_SUPPLIED DATA_.
....

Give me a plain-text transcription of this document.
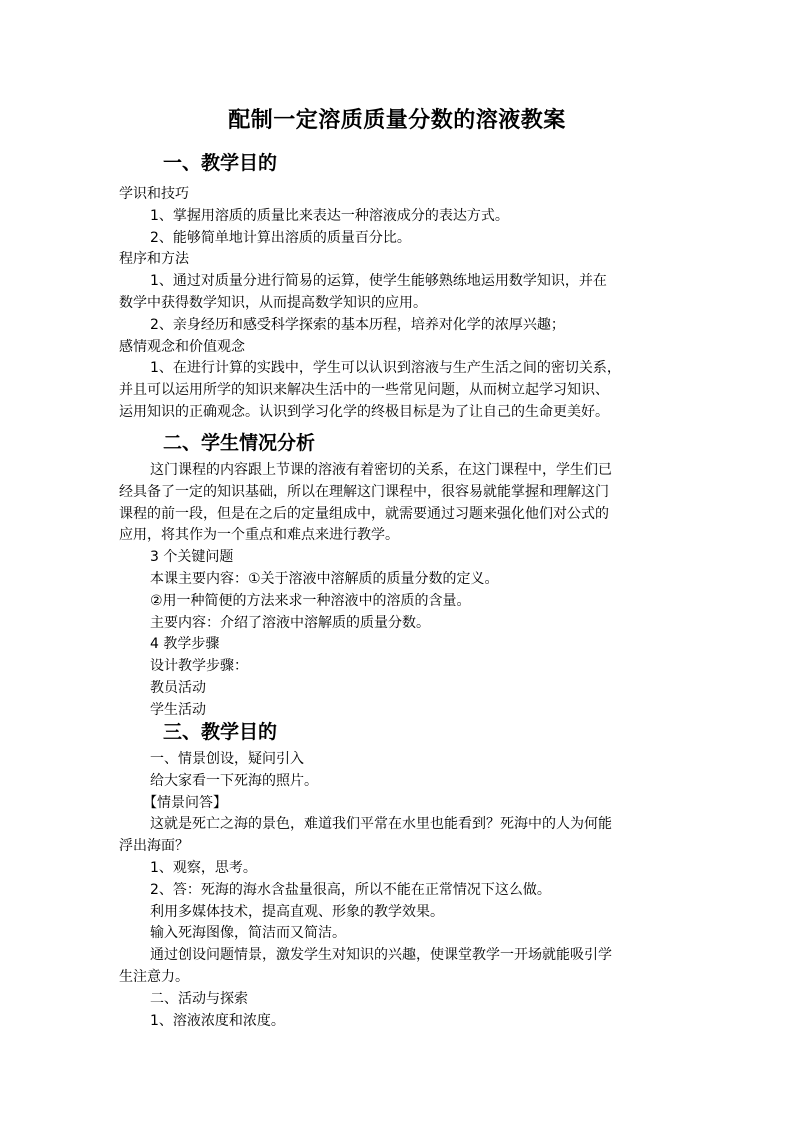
配制一定溶质质量分数的溶液教案
一、教学目的
学识和技巧
1、掌握用溶质的质量比来表达一种溶液成分的表达方式。
2、能够简单地计算出溶质的质量百分比。
程序和方法
1、通过对质量分进行简易的运算，使学生能够熟练地运用数学知识，并在
数学中获得数学知识，从而提高数学知识的应用。
2、亲身经历和感受科学探索的基本历程，培养对化学的浓厚兴趣；
感情观念和价值观念
1、在进行计算的实践中，学生可以认识到溶液与生产生活之间的密切关系，
并且可以运用所学的知识来解决生活中的一些常见问题，从而树立起学习知识、
运用知识的正确观念。认识到学习化学的终极目标是为了让自己的生命更美好。
二、学生情况分析
这门课程的内容跟上节课的溶液有着密切的关系，在这门课程中，学生们已
经具备了一定的知识基础，所以在理解这门课程中，很容易就能掌握和理解这门
课程的前一段，但是在之后的定量组成中，就需要通过习题来强化他们对公式的
应用，将其作为一个重点和难点来进行教学。
3 个关键问题
本课主要内容：①关于溶液中溶解质的质量分数的定义。
②用一种简便的方法来求一种溶液中的溶质的含量。
主要内容：介绍了溶液中溶解质的质量分数。
4 教学步骤
设计教学步骤：
教员活动
学生活动
三、教学目的
一、情景创设，疑问引入
给大家看一下死海的照片。
【情景问答】
这就是死亡之海的景色，难道我们平常在水里也能看到？死海中的人为何能
浮出海面？
1、观察，思考。
2、答：死海的海水含盐量很高，所以不能在正常情况下这么做。
利用多媒体技术，提高直观、形象的教学效果。
输入死海图像，简洁而又简洁。
通过创设问题情景，激发学生对知识的兴趣，使课堂教学一开场就能吸引学
生注意力。
二、活动与探索
1、溶液浓度和浓度。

....

_TASK INSTRUCTIONS_. Copy the data character for character, but drop all pictures from the copy.

_WRITTEN RESPONSE_.
Give me a plain-text transcription of this document.
配制一定溶质质量分数的溶液教案
一、教学目的
学识和技巧
1、掌握用溶质的质量比来表达一种溶液成分的表达方式。
2、能够简单地计算出溶质的质量百分比。
程序和方法
1、通过对质量分进行简易的运算，使学生能够熟练地运用数学知识，并在
数学中获得数学知识，从而提高数学知识的应用。
2、亲身经历和感受科学探索的基本历程，培养对化学的浓厚兴趣；
感情观念和价值观念
1、在进行计算的实践中，学生可以认识到溶液与生产生活之间的密切关系，
并且可以运用所学的知识来解决生活中的一些常见问题，从而树立起学习知识、
运用知识的正确观念。认识到学习化学的终极目标是为了让自己的生命更美好。
二、学生情况分析
这门课程的内容跟上节课的溶液有着密切的关系，在这门课程中，学生们已
经具备了一定的知识基础，所以在理解这门课程中，很容易就能掌握和理解这门
课程的前一段，但是在之后的定量组成中，就需要通过习题来强化他们对公式的
应用，将其作为一个重点和难点来进行教学。
3 个关键问题
本课主要内容：①关于溶液中溶解质的质量分数的定义。
②用一种简便的方法来求一种溶液中的溶质的含量。
主要内容：介绍了溶液中溶解质的质量分数。
4 教学步骤
设计教学步骤：
教员活动
学生活动
三、教学目的
一、情景创设，疑问引入
给大家看一下死海的照片。
【情景问答】
这就是死亡之海的景色，难道我们平常在水里也能看到？死海中的人为何能
浮出海面？
1、观察，思考。
2、答：死海的海水含盐量很高，所以不能在正常情况下这么做。
利用多媒体技术，提高直观、形象的教学效果。
输入死海图像，简洁而又简洁。
通过创设问题情景，激发学生对知识的兴趣，使课堂教学一开场就能吸引学
生注意力。
二、活动与探索
1、溶液浓度和浓度。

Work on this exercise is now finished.